## QUOTED TEXT
§ §

Podcast "Les Acteurs de l'Innovation" Episode 4 — feat. Jean-Marie Buchilly

From industrial engineering to public innovation: the journey of Jean-Marie Buchilly

Summary: 

For this new episode of Les Acteurs de l'Innovation, we welcome Jean-Marie Buchilly, an engineer with a rich and unconventional career, now Head of Innovation and Customer Relations at the Water Department of the City of Lausanne.

His professional journey began at Synova, a technology start-up, where he worked as an application engineer, before joining Fischer Connectors. He would spend nearly 17 years there, gradually shaping his role: first as a self-taught project manager, then as a new product development manager, before ultimately leading an innovation team.

At Fischer Connectors, Jean-Marie played a key role in establishing an innovation lab, adopting a deliberately different approach: breaking free from ready-made solutions, asking the right questions, focusing first and foremost on the real need, and maintaining a constant dialogue with teams in order to foster a genuine culture of innovation.

§ §

## TASK INPUT

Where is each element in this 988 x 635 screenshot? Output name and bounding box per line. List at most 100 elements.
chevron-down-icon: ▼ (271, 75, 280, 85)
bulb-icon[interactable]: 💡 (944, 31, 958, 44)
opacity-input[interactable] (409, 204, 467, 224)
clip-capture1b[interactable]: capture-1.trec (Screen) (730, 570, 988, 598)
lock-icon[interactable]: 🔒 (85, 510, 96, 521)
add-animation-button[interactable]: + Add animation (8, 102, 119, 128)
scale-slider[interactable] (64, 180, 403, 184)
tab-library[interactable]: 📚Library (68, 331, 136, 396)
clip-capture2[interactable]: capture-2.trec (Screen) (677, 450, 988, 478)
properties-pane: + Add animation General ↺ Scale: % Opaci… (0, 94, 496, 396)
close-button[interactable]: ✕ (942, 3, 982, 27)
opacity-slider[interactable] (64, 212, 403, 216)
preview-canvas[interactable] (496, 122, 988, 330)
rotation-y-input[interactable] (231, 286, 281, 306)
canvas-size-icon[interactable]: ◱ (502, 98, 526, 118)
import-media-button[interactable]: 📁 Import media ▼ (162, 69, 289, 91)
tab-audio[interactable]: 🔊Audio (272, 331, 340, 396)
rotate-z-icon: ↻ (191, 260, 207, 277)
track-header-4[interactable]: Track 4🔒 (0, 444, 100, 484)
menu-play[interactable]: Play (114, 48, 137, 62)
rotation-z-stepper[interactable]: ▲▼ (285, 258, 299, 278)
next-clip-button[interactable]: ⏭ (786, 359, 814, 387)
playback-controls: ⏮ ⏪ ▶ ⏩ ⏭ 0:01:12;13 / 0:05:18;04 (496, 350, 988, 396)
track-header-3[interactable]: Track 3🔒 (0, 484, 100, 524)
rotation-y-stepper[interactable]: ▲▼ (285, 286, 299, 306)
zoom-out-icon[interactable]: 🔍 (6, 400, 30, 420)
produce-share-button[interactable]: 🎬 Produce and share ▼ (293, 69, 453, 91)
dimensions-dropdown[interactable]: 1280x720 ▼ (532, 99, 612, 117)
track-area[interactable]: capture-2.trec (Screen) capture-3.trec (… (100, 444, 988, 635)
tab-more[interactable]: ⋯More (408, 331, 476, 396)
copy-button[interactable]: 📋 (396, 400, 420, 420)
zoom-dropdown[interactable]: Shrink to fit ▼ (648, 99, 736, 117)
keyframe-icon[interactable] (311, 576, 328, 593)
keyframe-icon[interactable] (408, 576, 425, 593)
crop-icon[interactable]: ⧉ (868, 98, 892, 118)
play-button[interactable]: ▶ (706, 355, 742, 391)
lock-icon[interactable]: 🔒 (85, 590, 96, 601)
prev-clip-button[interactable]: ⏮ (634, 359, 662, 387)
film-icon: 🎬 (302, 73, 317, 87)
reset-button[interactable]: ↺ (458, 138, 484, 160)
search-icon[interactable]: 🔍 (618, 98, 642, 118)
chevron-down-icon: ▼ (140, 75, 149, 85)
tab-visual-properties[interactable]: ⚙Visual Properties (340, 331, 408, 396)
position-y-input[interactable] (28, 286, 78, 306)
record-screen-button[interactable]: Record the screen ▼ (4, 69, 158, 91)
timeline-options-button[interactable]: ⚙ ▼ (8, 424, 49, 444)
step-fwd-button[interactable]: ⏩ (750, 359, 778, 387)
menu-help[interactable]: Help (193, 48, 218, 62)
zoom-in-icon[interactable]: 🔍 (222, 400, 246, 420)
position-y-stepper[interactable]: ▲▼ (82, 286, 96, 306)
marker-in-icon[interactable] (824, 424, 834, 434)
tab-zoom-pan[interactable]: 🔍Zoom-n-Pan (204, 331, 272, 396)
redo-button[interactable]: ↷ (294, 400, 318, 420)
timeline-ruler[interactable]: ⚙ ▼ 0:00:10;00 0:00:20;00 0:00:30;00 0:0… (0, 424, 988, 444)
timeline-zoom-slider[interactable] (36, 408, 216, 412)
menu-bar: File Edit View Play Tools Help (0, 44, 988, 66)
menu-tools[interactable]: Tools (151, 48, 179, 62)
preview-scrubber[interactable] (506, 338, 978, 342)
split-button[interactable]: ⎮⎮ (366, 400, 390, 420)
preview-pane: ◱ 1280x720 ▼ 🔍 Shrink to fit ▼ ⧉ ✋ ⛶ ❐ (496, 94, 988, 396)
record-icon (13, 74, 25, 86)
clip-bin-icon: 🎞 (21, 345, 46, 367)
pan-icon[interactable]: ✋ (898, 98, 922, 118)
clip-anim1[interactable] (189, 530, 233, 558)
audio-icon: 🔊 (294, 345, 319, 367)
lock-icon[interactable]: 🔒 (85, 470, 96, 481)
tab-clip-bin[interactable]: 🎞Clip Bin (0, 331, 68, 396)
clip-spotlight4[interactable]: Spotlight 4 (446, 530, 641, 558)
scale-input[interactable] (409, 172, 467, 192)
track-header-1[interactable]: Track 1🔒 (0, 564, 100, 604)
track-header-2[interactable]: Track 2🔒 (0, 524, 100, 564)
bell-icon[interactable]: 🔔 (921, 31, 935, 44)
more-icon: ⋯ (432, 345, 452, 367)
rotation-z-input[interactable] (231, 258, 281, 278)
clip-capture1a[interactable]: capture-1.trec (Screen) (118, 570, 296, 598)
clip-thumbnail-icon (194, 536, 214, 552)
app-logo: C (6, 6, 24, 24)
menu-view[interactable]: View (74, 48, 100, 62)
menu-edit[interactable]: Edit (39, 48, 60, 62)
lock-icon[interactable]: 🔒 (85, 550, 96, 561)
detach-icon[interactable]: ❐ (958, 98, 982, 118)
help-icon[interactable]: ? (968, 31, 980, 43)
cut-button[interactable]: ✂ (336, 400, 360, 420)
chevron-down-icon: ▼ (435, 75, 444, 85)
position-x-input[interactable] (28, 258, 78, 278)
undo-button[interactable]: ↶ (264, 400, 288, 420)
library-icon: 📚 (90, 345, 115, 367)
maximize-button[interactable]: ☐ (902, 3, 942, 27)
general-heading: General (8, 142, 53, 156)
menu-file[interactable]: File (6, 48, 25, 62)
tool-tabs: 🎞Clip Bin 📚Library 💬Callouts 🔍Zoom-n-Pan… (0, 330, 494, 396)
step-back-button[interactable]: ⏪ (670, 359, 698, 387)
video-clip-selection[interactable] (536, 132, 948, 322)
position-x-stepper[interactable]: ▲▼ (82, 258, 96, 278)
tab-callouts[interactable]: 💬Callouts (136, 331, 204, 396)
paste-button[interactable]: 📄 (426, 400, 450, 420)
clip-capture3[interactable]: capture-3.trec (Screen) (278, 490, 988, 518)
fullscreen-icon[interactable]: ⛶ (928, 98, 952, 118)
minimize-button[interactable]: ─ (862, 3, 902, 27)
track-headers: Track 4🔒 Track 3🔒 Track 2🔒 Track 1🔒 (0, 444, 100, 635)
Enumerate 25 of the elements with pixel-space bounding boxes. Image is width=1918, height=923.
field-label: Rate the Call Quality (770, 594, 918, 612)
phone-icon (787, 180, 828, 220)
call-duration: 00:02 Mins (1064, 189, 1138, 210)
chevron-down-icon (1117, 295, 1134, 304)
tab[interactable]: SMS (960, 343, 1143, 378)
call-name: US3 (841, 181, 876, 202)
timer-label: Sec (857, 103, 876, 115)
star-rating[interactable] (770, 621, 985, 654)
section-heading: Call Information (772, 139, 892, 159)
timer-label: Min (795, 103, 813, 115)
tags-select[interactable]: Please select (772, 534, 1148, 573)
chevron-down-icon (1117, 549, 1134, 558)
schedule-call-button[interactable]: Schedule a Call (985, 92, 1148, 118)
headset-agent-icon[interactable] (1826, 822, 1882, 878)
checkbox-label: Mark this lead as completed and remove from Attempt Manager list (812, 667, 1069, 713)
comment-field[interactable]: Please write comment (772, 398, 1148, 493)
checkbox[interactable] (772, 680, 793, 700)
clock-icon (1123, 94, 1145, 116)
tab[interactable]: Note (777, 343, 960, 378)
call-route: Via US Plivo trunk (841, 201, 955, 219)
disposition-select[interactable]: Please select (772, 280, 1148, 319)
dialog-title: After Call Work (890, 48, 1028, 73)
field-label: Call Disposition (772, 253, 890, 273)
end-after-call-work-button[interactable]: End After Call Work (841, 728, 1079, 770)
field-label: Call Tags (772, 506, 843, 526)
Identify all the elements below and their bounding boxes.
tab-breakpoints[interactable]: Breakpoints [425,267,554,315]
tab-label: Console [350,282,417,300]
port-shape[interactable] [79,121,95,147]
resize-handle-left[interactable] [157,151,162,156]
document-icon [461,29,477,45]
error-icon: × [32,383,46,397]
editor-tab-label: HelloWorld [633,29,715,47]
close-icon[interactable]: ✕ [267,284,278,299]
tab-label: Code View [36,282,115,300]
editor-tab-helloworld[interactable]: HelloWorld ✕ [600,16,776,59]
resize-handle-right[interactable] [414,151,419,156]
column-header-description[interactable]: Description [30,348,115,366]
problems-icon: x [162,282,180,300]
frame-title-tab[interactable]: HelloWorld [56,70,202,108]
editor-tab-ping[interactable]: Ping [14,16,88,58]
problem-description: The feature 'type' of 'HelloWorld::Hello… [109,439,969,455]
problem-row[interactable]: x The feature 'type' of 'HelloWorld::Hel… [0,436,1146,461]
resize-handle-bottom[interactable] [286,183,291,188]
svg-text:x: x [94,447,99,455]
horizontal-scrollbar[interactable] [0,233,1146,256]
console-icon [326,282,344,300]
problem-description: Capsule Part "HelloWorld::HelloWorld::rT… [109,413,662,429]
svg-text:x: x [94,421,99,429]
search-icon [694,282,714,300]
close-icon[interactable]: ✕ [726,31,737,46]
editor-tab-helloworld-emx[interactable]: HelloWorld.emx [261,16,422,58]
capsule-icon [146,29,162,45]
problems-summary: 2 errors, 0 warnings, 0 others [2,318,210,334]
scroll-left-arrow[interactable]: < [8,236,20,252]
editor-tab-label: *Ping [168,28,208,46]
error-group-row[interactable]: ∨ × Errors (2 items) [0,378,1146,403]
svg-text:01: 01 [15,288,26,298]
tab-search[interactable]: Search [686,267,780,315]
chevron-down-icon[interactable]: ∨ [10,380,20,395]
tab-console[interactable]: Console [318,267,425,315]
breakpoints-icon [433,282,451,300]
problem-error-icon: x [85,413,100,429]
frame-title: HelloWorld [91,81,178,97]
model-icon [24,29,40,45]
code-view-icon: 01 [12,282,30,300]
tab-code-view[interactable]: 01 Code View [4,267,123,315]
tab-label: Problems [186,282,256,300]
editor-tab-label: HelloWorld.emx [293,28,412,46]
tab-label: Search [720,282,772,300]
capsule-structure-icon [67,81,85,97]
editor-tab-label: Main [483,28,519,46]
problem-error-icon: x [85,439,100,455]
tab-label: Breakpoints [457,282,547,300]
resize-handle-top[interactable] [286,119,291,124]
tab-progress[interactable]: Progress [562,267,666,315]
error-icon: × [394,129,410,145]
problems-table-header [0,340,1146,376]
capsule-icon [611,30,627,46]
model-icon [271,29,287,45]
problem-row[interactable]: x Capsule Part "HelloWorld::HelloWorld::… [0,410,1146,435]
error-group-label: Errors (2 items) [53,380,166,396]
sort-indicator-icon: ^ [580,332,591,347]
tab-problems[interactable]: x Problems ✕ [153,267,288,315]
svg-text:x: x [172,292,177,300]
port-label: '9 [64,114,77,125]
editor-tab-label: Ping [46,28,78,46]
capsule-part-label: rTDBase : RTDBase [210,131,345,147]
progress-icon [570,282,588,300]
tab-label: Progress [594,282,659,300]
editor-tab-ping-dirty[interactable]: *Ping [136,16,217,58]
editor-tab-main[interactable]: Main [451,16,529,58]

§ §

## TASK LIST
1. In the records, take the part that opens with their first line and closes with the line containing "lock-icon[interactable]: 🔒 (85, 590, 96, 601)". Rewrite that part with "Shrink to fit" swapped for "Fit to window" and everything else left the same.
2. Resume the podcast summary about Jean-Marie Buchilly's career, starting after its last sentence.

## RESULTS FOR THE EXERCISE
1.
Where is each element in this 988 x 635 screenshot? Output name and bounding box per line. List at most 100 elements.
chevron-down-icon: ▼ (271, 75, 280, 85)
bulb-icon[interactable]: 💡 (944, 31, 958, 44)
opacity-input[interactable] (409, 204, 467, 224)
clip-capture1b[interactable]: capture-1.trec (Screen) (730, 570, 988, 598)
lock-icon[interactable]: 🔒 (85, 510, 96, 521)
add-animation-button[interactable]: + Add animation (8, 102, 119, 128)
scale-slider[interactable] (64, 180, 403, 184)
tab-library[interactable]: 📚Library (68, 331, 136, 396)
clip-capture2[interactable]: capture-2.trec (Screen) (677, 450, 988, 478)
properties-pane: + Add animation General ↺ Scale: % Opaci… (0, 94, 496, 396)
close-button[interactable]: ✕ (942, 3, 982, 27)
opacity-slider[interactable] (64, 212, 403, 216)
preview-canvas[interactable] (496, 122, 988, 330)
rotation-y-input[interactable] (231, 286, 281, 306)
canvas-size-icon[interactable]: ◱ (502, 98, 526, 118)
import-media-button[interactable]: 📁 Import media ▼ (162, 69, 289, 91)
tab-audio[interactable]: 🔊Audio (272, 331, 340, 396)
rotate-z-icon: ↻ (191, 260, 207, 277)
track-header-4[interactable]: Track 4🔒 (0, 444, 100, 484)
menu-play[interactable]: Play (114, 48, 137, 62)
rotation-z-stepper[interactable]: ▲▼ (285, 258, 299, 278)
next-clip-button[interactable]: ⏭ (786, 359, 814, 387)
playback-controls: ⏮ ⏪ ▶ ⏩ ⏭ 0:01:12;13 / 0:05:18;04 (496, 350, 988, 396)
track-header-3[interactable]: Track 3🔒 (0, 484, 100, 524)
rotation-y-stepper[interactable]: ▲▼ (285, 286, 299, 306)
zoom-out-icon[interactable]: 🔍 (6, 400, 30, 420)
produce-share-button[interactable]: 🎬 Produce and share ▼ (293, 69, 453, 91)
dimensions-dropdown[interactable]: 1280x720 ▼ (532, 99, 612, 117)
track-area[interactable]: capture-2.trec (Screen) capture-3.trec (… (100, 444, 988, 635)
tab-more[interactable]: ⋯More (408, 331, 476, 396)
copy-button[interactable]: 📋 (396, 400, 420, 420)
zoom-dropdown[interactable]: Fit to window ▼ (648, 99, 736, 117)
keyframe-icon[interactable] (311, 576, 328, 593)
keyframe-icon[interactable] (408, 576, 425, 593)
crop-icon[interactable]: ⧉ (868, 98, 892, 118)
play-button[interactable]: ▶ (706, 355, 742, 391)
lock-icon[interactable]: 🔒 (85, 590, 96, 601)

2.
After this long experience in the private sector, Jean-Marie moved into the public sector — a transition that shines a light on an often overlooked reality: the world of water is deeply innovative.

A fascinating conversation about cross-disciplinary thinking, the connections between fields, and the way innovation is built, in both the private and public sectors.

🌐 Meet our guest: Jean-Marie Buchilly


"Les Acteurs de l'Innovation" is a podcast produced by FiveCo and hosted by its CEO, Antoine Lorotte.

📅 Tune in every month on Spotify and YouTube. 📺 Also available as a video on Spotify and YouTube. 🎬 Production, camera work, and editing: Olivier Lübkemann — 2ndfloor Productions

For more info: www.fiveco.ch

Transcript of the interview:

Antoine: Hello and welcome to our podcast on innovation makers. Today, it's a great pleasure to welcome Jean-Marie Buchilly. We've known each other for almost 30 years — we studied together, we worked together — and it's a real pleasure to have you here. To kick off, could you walk us through your background for our audience? It's quite an original one.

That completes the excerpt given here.